#### [Your goal]
Print the listing that follows, character for character.

#### [Supplied records]

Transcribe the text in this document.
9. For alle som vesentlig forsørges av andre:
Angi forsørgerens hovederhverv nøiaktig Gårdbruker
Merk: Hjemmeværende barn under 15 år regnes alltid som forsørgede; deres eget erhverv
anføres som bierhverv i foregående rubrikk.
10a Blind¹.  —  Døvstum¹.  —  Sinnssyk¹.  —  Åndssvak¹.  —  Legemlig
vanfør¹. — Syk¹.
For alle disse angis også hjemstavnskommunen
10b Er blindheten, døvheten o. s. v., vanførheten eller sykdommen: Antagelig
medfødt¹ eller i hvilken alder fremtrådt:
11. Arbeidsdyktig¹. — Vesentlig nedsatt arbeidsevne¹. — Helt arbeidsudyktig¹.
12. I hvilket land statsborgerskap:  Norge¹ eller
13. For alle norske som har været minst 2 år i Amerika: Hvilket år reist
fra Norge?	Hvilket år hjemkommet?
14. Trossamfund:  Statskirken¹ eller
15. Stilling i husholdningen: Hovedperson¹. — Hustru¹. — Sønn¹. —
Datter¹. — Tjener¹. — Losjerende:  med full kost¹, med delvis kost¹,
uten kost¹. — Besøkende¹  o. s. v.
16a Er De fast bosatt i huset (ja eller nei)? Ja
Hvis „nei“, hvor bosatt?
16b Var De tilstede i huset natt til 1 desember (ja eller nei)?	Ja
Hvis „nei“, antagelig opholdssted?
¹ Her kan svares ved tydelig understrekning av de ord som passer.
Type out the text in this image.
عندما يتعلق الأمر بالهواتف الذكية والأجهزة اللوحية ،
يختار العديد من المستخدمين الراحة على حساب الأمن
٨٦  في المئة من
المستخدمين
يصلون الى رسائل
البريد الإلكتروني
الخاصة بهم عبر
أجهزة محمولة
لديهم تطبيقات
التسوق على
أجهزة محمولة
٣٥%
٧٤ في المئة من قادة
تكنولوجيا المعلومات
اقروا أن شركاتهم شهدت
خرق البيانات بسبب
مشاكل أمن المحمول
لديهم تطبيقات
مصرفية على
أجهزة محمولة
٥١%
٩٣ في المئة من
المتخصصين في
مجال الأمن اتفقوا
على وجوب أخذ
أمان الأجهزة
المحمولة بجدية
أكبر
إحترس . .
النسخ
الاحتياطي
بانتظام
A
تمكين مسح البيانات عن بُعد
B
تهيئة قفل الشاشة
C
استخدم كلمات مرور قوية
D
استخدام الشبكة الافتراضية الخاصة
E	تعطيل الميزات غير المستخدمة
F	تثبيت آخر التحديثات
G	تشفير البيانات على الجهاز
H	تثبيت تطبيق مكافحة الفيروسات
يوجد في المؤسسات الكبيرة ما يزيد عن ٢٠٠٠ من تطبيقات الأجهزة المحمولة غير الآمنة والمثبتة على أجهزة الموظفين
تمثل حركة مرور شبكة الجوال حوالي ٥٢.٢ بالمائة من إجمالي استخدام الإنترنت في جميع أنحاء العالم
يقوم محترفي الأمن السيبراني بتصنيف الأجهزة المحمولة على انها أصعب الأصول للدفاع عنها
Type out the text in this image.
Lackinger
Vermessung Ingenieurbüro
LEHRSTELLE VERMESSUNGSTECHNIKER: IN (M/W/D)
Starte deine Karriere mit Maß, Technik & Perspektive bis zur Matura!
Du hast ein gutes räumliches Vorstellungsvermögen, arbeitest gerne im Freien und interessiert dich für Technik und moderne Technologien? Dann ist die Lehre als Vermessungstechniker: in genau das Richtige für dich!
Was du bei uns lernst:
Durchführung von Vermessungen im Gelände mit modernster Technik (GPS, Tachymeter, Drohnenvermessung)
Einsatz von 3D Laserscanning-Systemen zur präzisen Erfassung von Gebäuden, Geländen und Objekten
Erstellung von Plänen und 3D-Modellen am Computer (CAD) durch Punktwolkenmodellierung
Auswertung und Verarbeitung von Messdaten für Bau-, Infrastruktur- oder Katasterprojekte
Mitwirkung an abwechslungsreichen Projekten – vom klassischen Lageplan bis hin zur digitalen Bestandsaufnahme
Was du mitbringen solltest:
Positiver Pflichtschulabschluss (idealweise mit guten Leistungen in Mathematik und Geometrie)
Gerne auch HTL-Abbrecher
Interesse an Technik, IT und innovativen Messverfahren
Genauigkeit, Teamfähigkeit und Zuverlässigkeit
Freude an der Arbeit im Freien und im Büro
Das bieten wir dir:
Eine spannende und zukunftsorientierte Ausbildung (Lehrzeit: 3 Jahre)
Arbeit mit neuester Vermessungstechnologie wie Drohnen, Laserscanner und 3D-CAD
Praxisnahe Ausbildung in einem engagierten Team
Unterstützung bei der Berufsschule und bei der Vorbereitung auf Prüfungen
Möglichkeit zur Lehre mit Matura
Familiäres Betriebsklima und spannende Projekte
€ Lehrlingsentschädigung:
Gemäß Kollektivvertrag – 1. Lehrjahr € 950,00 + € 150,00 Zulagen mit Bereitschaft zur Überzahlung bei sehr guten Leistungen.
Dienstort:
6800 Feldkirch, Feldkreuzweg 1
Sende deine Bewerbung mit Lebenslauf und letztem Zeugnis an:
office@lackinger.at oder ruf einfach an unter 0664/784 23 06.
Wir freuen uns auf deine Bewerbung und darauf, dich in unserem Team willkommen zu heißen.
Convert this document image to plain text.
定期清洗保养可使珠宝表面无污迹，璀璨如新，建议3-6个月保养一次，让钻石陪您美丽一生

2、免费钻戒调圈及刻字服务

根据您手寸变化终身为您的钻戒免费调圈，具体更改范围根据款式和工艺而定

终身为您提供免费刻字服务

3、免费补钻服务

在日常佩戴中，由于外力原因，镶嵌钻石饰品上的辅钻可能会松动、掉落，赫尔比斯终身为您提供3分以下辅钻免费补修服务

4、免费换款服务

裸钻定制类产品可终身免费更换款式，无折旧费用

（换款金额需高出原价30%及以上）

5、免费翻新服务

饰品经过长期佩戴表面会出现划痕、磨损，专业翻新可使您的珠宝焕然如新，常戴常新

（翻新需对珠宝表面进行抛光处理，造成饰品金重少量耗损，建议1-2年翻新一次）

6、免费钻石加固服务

#### [Full answer]
Transcribe the text in this document.
9. For alle som vesentlig forsørges av andre:
Angi forsørgerens hovederhverv nøiaktig Gårdbruker
Merk: Hjemmeværende barn under 15 år regnes alltid som forsørgede; deres eget erhverv
anføres som bierhverv i foregående rubrikk.
10a Blind¹.  —  Døvstum¹.  —  Sinnssyk¹.  —  Åndssvak¹.  —  Legemlig
vanfør¹. — Syk¹.
For alle disse angis også hjemstavnskommunen
10b Er blindheten, døvheten o. s. v., vanførheten eller sykdommen: Antagelig
medfødt¹ eller i hvilken alder fremtrådt:
11. Arbeidsdyktig¹. — Vesentlig nedsatt arbeidsevne¹. — Helt arbeidsudyktig¹.
12. I hvilket land statsborgerskap:  Norge¹ eller
13. For alle norske som har været minst 2 år i Amerika: Hvilket år reist
fra Norge?	Hvilket år hjemkommet?
14. Trossamfund:  Statskirken¹ eller
15. Stilling i husholdningen: Hovedperson¹. — Hustru¹. — Sønn¹. —
Datter¹. — Tjener¹. — Losjerende:  med full kost¹, med delvis kost¹,
uten kost¹. — Besøkende¹  o. s. v.
16a Er De fast bosatt i huset (ja eller nei)? Ja
Hvis „nei“, hvor bosatt?
16b Var De tilstede i huset natt til 1 desember (ja eller nei)?	Ja
Hvis „nei“, antagelig opholdssted?
¹ Her kan svares ved tydelig understrekning av de ord som passer.
Type out the text in this image.
عندما يتعلق الأمر بالهواتف الذكية والأجهزة اللوحية ،
يختار العديد من المستخدمين الراحة على حساب الأمن
٨٦  في المئة من
المستخدمين
يصلون الى رسائل
البريد الإلكتروني
الخاصة بهم عبر
أجهزة محمولة
لديهم تطبيقات
التسوق على
أجهزة محمولة
٣٥%
٧٤ في المئة من قادة
تكنولوجيا المعلومات
اقروا أن شركاتهم شهدت
خرق البيانات بسبب
مشاكل أمن المحمول
لديهم تطبيقات
مصرفية على
أجهزة محمولة
٥١%
٩٣ في المئة من
المتخصصين في
مجال الأمن اتفقوا
على وجوب أخذ
أمان الأجهزة
المحمولة بجدية
أكبر
إحترس . .
النسخ
الاحتياطي
بانتظام
A
تمكين مسح البيانات عن بُعد
B
تهيئة قفل الشاشة
C
استخدم كلمات مرور قوية
D
استخدام الشبكة الافتراضية الخاصة
E	تعطيل الميزات غير المستخدمة
F	تثبيت آخر التحديثات
G	تشفير البيانات على الجهاز
H	تثبيت تطبيق مكافحة الفيروسات
يوجد في المؤسسات الكبيرة ما يزيد عن ٢٠٠٠ من تطبيقات الأجهزة المحمولة غير الآمنة والمثبتة على أجهزة الموظفين
تمثل حركة مرور شبكة الجوال حوالي ٥٢.٢ بالمائة من إجمالي استخدام الإنترنت في جميع أنحاء العالم
يقوم محترفي الأمن السيبراني بتصنيف الأجهزة المحمولة على انها أصعب الأصول للدفاع عنها
Type out the text in this image.
Lackinger
Vermessung Ingenieurbüro
LEHRSTELLE VERMESSUNGSTECHNIKER: IN (M/W/D)
Starte deine Karriere mit Maß, Technik & Perspektive bis zur Matura!
Du hast ein gutes räumliches Vorstellungsvermögen, arbeitest gerne im Freien und interessiert dich für Technik und moderne Technologien? Dann ist die Lehre als Vermessungstechniker: in genau das Richtige für dich!
Was du bei uns lernst:
Durchführung von Vermessungen im Gelände mit modernster Technik (GPS, Tachymeter, Drohnenvermessung)
Einsatz von 3D Laserscanning-Systemen zur präzisen Erfassung von Gebäuden, Geländen und Objekten
Erstellung von Plänen und 3D-Modellen am Computer (CAD) durch Punktwolkenmodellierung
Auswertung und Verarbeitung von Messdaten für Bau-, Infrastruktur- oder Katasterprojekte
Mitwirkung an abwechslungsreichen Projekten – vom klassischen Lageplan bis hin zur digitalen Bestandsaufnahme
Was du mitbringen solltest:
Positiver Pflichtschulabschluss (idealweise mit guten Leistungen in Mathematik und Geometrie)
Gerne auch HTL-Abbrecher
Interesse an Technik, IT und innovativen Messverfahren
Genauigkeit, Teamfähigkeit und Zuverlässigkeit
Freude an der Arbeit im Freien und im Büro
Das bieten wir dir:
Eine spannende und zukunftsorientierte Ausbildung (Lehrzeit: 3 Jahre)
Arbeit mit neuester Vermessungstechnologie wie Drohnen, Laserscanner und 3D-CAD
Praxisnahe Ausbildung in einem engagierten Team
Unterstützung bei der Berufsschule und bei der Vorbereitung auf Prüfungen
Möglichkeit zur Lehre mit Matura
Familiäres Betriebsklima und spannende Projekte
€ Lehrlingsentschädigung:
Gemäß Kollektivvertrag – 1. Lehrjahr € 950,00 + € 150,00 Zulagen mit Bereitschaft zur Überzahlung bei sehr guten Leistungen.
Dienstort:
6800 Feldkirch, Feldkreuzweg 1
Sende deine Bewerbung mit Lebenslauf und letztem Zeugnis an:
office@lackinger.at oder ruf einfach an unter 0664/784 23 06.
Wir freuen uns auf deine Bewerbung und darauf, dich in unserem Team willkommen zu heißen.
Convert this document image to plain text.
定期清洗保养可使珠宝表面无污迹，璀璨如新，建议3-6个月保养一次，让钻石陪您美丽一生

2、免费钻戒调圈及刻字服务

根据您手寸变化终身为您的钻戒免费调圈，具体更改范围根据款式和工艺而定

终身为您提供免费刻字服务

3、免费补钻服务

在日常佩戴中，由于外力原因，镶嵌钻石饰品上的辅钻可能会松动、掉落，赫尔比斯终身为您提供3分以下辅钻免费补修服务

4、免费换款服务

裸钻定制类产品可终身免费更换款式，无折旧费用

（换款金额需高出原价30%及以上）

5、免费翻新服务

饰品经过长期佩戴表面会出现划痕、磨损，专业翻新可使您的珠宝焕然如新，常戴常新

（翻新需对珠宝表面进行抛光处理，造成饰品金重少量耗损，建议1-2年翻新一次）

6、免费钻石加固服务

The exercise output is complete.